▶ **DESCRIPTION OF THE TASK**: Produce a verbatim copy of the entries listed below.

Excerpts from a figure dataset
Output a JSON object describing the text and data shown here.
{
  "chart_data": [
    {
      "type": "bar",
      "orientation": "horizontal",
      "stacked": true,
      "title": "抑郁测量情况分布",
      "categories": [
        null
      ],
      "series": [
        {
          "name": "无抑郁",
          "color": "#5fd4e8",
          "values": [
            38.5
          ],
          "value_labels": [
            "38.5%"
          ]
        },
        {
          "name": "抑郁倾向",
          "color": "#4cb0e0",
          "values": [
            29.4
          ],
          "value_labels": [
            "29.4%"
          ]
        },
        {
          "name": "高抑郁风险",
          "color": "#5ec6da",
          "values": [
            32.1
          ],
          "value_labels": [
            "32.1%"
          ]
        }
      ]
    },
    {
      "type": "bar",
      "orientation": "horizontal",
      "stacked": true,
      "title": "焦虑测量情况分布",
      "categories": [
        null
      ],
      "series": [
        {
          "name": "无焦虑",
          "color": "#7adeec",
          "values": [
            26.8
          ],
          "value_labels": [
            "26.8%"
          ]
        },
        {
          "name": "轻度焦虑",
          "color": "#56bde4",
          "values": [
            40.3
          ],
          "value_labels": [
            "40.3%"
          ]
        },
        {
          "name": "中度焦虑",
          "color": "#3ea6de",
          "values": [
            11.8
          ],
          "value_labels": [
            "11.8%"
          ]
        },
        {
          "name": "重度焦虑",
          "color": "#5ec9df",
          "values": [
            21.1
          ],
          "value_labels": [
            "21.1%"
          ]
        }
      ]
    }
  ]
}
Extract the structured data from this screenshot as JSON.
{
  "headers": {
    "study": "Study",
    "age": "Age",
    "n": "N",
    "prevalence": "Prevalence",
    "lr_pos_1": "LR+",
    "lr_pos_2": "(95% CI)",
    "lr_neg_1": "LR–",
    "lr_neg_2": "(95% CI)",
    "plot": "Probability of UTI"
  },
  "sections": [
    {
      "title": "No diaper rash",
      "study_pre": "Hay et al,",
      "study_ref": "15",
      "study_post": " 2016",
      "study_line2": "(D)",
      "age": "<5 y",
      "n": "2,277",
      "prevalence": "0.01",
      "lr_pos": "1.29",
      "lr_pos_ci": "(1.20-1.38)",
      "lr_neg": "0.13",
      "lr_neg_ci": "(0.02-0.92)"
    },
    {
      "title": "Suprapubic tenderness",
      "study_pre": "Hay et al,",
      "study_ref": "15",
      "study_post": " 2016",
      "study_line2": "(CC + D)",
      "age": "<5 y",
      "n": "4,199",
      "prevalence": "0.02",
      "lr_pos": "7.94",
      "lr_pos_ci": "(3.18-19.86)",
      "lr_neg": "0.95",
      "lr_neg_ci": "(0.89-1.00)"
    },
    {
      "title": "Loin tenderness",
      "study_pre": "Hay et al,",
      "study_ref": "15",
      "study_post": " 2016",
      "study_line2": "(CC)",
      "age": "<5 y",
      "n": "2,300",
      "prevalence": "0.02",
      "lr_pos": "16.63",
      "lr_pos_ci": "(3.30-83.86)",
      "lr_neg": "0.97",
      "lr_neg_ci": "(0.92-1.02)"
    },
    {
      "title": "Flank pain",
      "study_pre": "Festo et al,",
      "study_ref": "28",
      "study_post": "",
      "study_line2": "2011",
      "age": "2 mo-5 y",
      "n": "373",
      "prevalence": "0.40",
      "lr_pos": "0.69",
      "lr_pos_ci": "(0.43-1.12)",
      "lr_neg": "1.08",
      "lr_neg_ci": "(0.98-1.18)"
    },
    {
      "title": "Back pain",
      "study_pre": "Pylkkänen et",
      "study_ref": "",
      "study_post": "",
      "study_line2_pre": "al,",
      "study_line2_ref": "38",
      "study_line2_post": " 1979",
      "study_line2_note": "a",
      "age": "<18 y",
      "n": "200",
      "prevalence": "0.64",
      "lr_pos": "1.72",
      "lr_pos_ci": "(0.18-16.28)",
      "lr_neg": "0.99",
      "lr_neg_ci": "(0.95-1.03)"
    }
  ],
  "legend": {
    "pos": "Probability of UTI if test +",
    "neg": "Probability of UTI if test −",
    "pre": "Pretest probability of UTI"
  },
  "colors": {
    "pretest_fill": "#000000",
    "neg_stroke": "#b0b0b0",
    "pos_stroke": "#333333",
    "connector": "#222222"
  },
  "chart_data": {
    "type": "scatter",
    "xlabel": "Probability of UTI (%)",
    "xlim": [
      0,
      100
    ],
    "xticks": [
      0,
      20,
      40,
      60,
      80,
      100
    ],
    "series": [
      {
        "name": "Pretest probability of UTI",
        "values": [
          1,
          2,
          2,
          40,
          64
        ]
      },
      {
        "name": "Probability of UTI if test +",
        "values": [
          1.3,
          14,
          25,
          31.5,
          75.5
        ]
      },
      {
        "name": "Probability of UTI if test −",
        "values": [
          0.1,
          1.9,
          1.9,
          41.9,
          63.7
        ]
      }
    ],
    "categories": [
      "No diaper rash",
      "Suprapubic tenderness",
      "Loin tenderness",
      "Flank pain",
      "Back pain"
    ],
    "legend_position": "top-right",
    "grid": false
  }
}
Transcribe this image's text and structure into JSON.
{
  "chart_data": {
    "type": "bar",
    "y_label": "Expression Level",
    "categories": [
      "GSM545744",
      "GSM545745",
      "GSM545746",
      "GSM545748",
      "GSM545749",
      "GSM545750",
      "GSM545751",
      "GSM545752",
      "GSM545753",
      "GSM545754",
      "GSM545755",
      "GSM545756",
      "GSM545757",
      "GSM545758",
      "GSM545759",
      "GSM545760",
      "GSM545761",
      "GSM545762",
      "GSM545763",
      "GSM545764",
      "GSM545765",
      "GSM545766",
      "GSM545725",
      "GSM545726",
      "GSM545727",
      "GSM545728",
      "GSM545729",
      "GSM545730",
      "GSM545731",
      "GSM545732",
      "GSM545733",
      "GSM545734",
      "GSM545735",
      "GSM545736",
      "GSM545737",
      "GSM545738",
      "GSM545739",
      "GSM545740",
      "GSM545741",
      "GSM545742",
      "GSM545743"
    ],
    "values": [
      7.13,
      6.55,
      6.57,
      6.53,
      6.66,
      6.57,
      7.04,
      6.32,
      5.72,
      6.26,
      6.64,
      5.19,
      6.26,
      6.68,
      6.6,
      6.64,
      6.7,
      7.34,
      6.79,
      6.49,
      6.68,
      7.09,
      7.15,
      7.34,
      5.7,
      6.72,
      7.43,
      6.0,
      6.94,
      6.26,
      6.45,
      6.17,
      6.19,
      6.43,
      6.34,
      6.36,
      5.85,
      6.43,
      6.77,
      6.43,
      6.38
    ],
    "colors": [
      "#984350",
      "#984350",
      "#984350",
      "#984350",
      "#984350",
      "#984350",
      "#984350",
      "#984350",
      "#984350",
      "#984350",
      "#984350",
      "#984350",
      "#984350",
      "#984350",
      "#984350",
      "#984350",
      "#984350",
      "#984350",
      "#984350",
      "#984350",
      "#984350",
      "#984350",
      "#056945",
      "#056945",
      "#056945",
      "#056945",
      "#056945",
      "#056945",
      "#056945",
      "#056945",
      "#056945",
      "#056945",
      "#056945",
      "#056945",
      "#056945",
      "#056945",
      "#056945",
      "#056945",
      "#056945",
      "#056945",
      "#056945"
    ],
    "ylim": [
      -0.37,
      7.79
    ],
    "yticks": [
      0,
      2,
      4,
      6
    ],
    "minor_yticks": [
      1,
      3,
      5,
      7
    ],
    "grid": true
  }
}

▶ **TASK ANSWER**:
Output a JSON object describing the text and data shown here.
{
  "chart_data": [
    {
      "type": "bar",
      "orientation": "horizontal",
      "stacked": true,
      "title": "抑郁测量情况分布",
      "categories": [
        null
      ],
      "series": [
        {
          "name": "无抑郁",
          "color": "#5fd4e8",
          "values": [
            38.5
          ],
          "value_labels": [
            "38.5%"
          ]
        },
        {
          "name": "抑郁倾向",
          "color": "#4cb0e0",
          "values": [
            29.4
          ],
          "value_labels": [
            "29.4%"
          ]
        },
        {
          "name": "高抑郁风险",
          "color": "#5ec6da",
          "values": [
            32.1
          ],
          "value_labels": [
            "32.1%"
          ]
        }
      ]
    },
    {
      "type": "bar",
      "orientation": "horizontal",
      "stacked": true,
      "title": "焦虑测量情况分布",
      "categories": [
        null
      ],
      "series": [
        {
          "name": "无焦虑",
          "color": "#7adeec",
          "values": [
            26.8
          ],
          "value_labels": [
            "26.8%"
          ]
        },
        {
          "name": "轻度焦虑",
          "color": "#56bde4",
          "values": [
            40.3
          ],
          "value_labels": [
            "40.3%"
          ]
        },
        {
          "name": "中度焦虑",
          "color": "#3ea6de",
          "values": [
            11.8
          ],
          "value_labels": [
            "11.8%"
          ]
        },
        {
          "name": "重度焦虑",
          "color": "#5ec9df",
          "values": [
            21.1
          ],
          "value_labels": [
            "21.1%"
          ]
        }
      ]
    }
  ]
}
Extract the structured data from this screenshot as JSON.
{
  "headers": {
    "study": "Study",
    "age": "Age",
    "n": "N",
    "prevalence": "Prevalence",
    "lr_pos_1": "LR+",
    "lr_pos_2": "(95% CI)",
    "lr_neg_1": "LR–",
    "lr_neg_2": "(95% CI)",
    "plot": "Probability of UTI"
  },
  "sections": [
    {
      "title": "No diaper rash",
      "study_pre": "Hay et al,",
      "study_ref": "15",
      "study_post": " 2016",
      "study_line2": "(D)",
      "age": "<5 y",
      "n": "2,277",
      "prevalence": "0.01",
      "lr_pos": "1.29",
      "lr_pos_ci": "(1.20-1.38)",
      "lr_neg": "0.13",
      "lr_neg_ci": "(0.02-0.92)"
    },
    {
      "title": "Suprapubic tenderness",
      "study_pre": "Hay et al,",
      "study_ref": "15",
      "study_post": " 2016",
      "study_line2": "(CC + D)",
      "age": "<5 y",
      "n": "4,199",
      "prevalence": "0.02",
      "lr_pos": "7.94",
      "lr_pos_ci": "(3.18-19.86)",
      "lr_neg": "0.95",
      "lr_neg_ci": "(0.89-1.00)"
    },
    {
      "title": "Loin tenderness",
      "study_pre": "Hay et al,",
      "study_ref": "15",
      "study_post": " 2016",
      "study_line2": "(CC)",
      "age": "<5 y",
      "n": "2,300",
      "prevalence": "0.02",
      "lr_pos": "16.63",
      "lr_pos_ci": "(3.30-83.86)",
      "lr_neg": "0.97",
      "lr_neg_ci": "(0.92-1.02)"
    },
    {
      "title": "Flank pain",
      "study_pre": "Festo et al,",
      "study_ref": "28",
      "study_post": "",
      "study_line2": "2011",
      "age": "2 mo-5 y",
      "n": "373",
      "prevalence": "0.40",
      "lr_pos": "0.69",
      "lr_pos_ci": "(0.43-1.12)",
      "lr_neg": "1.08",
      "lr_neg_ci": "(0.98-1.18)"
    },
    {
      "title": "Back pain",
      "study_pre": "Pylkkänen et",
      "study_ref": "",
      "study_post": "",
      "study_line2_pre": "al,",
      "study_line2_ref": "38",
      "study_line2_post": " 1979",
      "study_line2_note": "a",
      "age": "<18 y",
      "n": "200",
      "prevalence": "0.64",
      "lr_pos": "1.72",
      "lr_pos_ci": "(0.18-16.28)",
      "lr_neg": "0.99",
      "lr_neg_ci": "(0.95-1.03)"
    }
  ],
  "legend": {
    "pos": "Probability of UTI if test +",
    "neg": "Probability of UTI if test −",
    "pre": "Pretest probability of UTI"
  },
  "colors": {
    "pretest_fill": "#000000",
    "neg_stroke": "#b0b0b0",
    "pos_stroke": "#333333",
    "connector": "#222222"
  },
  "chart_data": {
    "type": "scatter",
    "xlabel": "Probability of UTI (%)",
    "xlim": [
      0,
      100
    ],
    "xticks": [
      0,
      20,
      40,
      60,
      80,
      100
    ],
    "series": [
      {
        "name": "Pretest probability of UTI",
        "values": [
          1,
          2,
          2,
          40,
          64
        ]
      },
      {
        "name": "Probability of UTI if test +",
        "values": [
          1.3,
          14,
          25,
          31.5,
          75.5
        ]
      },
      {
        "name": "Probability of UTI if test −",
        "values": [
          0.1,
          1.9,
          1.9,
          41.9,
          63.7
        ]
      }
    ],
    "categories": [
      "No diaper rash",
      "Suprapubic tenderness",
      "Loin tenderness",
      "Flank pain",
      "Back pain"
    ],
    "legend_position": "top-right",
    "grid": false
  }
}
Transcribe this image's text and structure into JSON.
{
  "chart_data": {
    "type": "bar",
    "y_label": "Expression Level",
    "categories": [
      "GSM545744",
      "GSM545745",
      "GSM545746",
      "GSM545748",
      "GSM545749",
      "GSM545750",
      "GSM545751",
      "GSM545752",
      "GSM545753",
      "GSM545754",
      "GSM545755",
      "GSM545756",
      "GSM545757",
      "GSM545758",
      "GSM545759",
      "GSM545760",
      "GSM545761",
      "GSM545762",
      "GSM545763",
      "GSM545764",
      "GSM545765",
      "GSM545766",
      "GSM545725",
      "GSM545726",
      "GSM545727",
      "GSM545728",
      "GSM545729",
      "GSM545730",
      "GSM545731",
      "GSM545732",
      "GSM545733",
      "GSM545734",
      "GSM545735",
      "GSM545736",
      "GSM545737",
      "GSM545738",
      "GSM545739",
      "GSM545740",
      "GSM545741",
      "GSM545742",
      "GSM545743"
    ],
    "values": [
      7.13,
      6.55,
      6.57,
      6.53,
      6.66,
      6.57,
      7.04,
      6.32,
      5.72,
      6.26,
      6.64,
      5.19,
      6.26,
      6.68,
      6.6,
      6.64,
      6.7,
      7.34,
      6.79,
      6.49,
      6.68,
      7.09,
      7.15,
      7.34,
      5.7,
      6.72,
      7.43,
      6.0,
      6.94,
      6.26,
      6.45,
      6.17,
      6.19,
      6.43,
      6.34,
      6.36,
      5.85,
      6.43,
      6.77,
      6.43,
      6.38
    ],
    "colors": [
      "#984350",
      "#984350",
      "#984350",
      "#984350",
      "#984350",
      "#984350",
      "#984350",
      "#984350",
      "#984350",
      "#984350",
      "#984350",
      "#984350",
      "#984350",
      "#984350",
      "#984350",
      "#984350",
      "#984350",
      "#984350",
      "#984350",
      "#984350",
      "#984350",
      "#984350",
      "#056945",
      "#056945",
      "#056945",
      "#056945",
      "#056945",
      "#056945",
      "#056945",
      "#056945",
      "#056945",
      "#056945",
      "#056945",
      "#056945",
      "#056945",
      "#056945",
      "#056945",
      "#056945",
      "#056945",
      "#056945",
      "#056945"
    ],
    "ylim": [
      -0.37,
      7.79
    ],
    "yticks": [
      0,
      2,
      4,
      6
    ],
    "minor_yticks": [
      1,
      3,
      5,
      7
    ],
    "grid": true
  }
}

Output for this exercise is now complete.